> Objective
Output the data below in full, byte for byte. Nothing may differ.

> Material provided

━━━━

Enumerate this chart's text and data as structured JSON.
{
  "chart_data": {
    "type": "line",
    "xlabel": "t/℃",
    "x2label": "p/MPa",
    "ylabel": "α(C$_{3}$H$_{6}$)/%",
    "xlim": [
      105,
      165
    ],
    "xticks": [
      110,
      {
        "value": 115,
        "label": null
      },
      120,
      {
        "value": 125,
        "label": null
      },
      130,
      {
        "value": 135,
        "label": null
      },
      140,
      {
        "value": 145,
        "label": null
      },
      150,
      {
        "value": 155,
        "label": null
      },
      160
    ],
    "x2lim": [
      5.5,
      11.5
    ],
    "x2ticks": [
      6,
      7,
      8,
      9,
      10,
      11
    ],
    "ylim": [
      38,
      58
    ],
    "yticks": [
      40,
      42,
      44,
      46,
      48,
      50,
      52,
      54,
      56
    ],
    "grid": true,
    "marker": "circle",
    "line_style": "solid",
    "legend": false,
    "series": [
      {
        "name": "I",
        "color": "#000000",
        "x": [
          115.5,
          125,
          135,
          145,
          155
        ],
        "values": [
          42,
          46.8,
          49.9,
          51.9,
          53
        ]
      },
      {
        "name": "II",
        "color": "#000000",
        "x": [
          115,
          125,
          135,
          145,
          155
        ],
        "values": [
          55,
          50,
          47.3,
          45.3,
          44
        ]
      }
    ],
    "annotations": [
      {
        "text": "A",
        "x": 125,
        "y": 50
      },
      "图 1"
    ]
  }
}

━━━━

> The response
Enumerate this chart's text and data as structured JSON.
{
  "chart_data": {
    "type": "line",
    "xlabel": "t/℃",
    "x2label": "p/MPa",
    "ylabel": "α(C$_{3}$H$_{6}$)/%",
    "xlim": [
      105,
      165
    ],
    "xticks": [
      110,
      {
        "value": 115,
        "label": null
      },
      120,
      {
        "value": 125,
        "label": null
      },
      130,
      {
        "value": 135,
        "label": null
      },
      140,
      {
        "value": 145,
        "label": null
      },
      150,
      {
        "value": 155,
        "label": null
      },
      160
    ],
    "x2lim": [
      5.5,
      11.5
    ],
    "x2ticks": [
      6,
      7,
      8,
      9,
      10,
      11
    ],
    "ylim": [
      38,
      58
    ],
    "yticks": [
      40,
      42,
      44,
      46,
      48,
      50,
      52,
      54,
      56
    ],
    "grid": true,
    "marker": "circle",
    "line_style": "solid",
    "legend": false,
    "series": [
      {
        "name": "I",
        "color": "#000000",
        "x": [
          115.5,
          125,
          135,
          145,
          155
        ],
        "values": [
          42,
          46.8,
          49.9,
          51.9,
          53
        ]
      },
      {
        "name": "II",
        "color": "#000000",
        "x": [
          115,
          125,
          135,
          145,
          155
        ],
        "values": [
          55,
          50,
          47.3,
          45.3,
          44
        ]
      }
    ],
    "annotations": [
      {
        "text": "A",
        "x": 125,
        "y": 50
      },
      "图 1"
    ]
  }
}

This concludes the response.